__JOB__. Reproduce each line from the records that holds "pole".

__RECORDS TO USE__.

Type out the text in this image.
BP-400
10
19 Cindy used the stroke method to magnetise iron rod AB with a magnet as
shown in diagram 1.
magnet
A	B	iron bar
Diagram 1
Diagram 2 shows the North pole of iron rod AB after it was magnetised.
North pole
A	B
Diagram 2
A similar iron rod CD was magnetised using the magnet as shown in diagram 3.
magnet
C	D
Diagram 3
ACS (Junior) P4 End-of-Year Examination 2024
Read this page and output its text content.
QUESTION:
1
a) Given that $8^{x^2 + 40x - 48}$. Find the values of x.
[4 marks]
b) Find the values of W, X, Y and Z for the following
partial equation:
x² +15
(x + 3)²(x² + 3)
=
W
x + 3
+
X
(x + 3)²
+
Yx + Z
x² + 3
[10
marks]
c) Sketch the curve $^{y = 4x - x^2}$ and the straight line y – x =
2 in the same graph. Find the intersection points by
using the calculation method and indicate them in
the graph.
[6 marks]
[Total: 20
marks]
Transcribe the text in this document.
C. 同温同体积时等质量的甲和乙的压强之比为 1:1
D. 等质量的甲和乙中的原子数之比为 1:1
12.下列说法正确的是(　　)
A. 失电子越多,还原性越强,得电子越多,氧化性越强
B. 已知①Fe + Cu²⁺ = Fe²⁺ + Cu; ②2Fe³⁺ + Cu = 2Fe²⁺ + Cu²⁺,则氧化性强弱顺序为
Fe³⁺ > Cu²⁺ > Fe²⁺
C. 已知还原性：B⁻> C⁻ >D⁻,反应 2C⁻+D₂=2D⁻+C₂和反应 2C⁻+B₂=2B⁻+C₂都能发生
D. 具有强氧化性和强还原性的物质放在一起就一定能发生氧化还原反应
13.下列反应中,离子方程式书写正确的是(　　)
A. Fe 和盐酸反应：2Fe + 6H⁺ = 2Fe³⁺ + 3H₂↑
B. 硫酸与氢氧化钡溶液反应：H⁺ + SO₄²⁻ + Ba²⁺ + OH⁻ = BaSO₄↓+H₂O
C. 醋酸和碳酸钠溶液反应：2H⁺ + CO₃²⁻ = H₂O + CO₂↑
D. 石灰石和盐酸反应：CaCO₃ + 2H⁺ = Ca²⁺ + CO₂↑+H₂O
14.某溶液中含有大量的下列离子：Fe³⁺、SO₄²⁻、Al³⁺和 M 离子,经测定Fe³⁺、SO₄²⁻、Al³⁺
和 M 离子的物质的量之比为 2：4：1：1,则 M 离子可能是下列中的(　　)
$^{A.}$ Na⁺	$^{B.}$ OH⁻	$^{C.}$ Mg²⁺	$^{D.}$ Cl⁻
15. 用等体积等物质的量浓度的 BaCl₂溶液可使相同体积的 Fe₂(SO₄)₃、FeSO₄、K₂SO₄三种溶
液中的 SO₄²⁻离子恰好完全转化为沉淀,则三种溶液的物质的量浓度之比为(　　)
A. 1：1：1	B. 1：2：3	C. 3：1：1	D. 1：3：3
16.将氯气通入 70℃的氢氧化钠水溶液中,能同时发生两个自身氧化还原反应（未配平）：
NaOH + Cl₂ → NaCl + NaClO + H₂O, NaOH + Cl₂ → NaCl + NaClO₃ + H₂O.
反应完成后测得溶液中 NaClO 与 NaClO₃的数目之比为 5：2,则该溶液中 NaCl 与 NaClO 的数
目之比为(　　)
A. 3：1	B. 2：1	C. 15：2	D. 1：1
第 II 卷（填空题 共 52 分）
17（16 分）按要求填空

__RESPONSE BELOW__.
Diagram 2 shows the North pole of iron rod AB after it was magnetised.
North pole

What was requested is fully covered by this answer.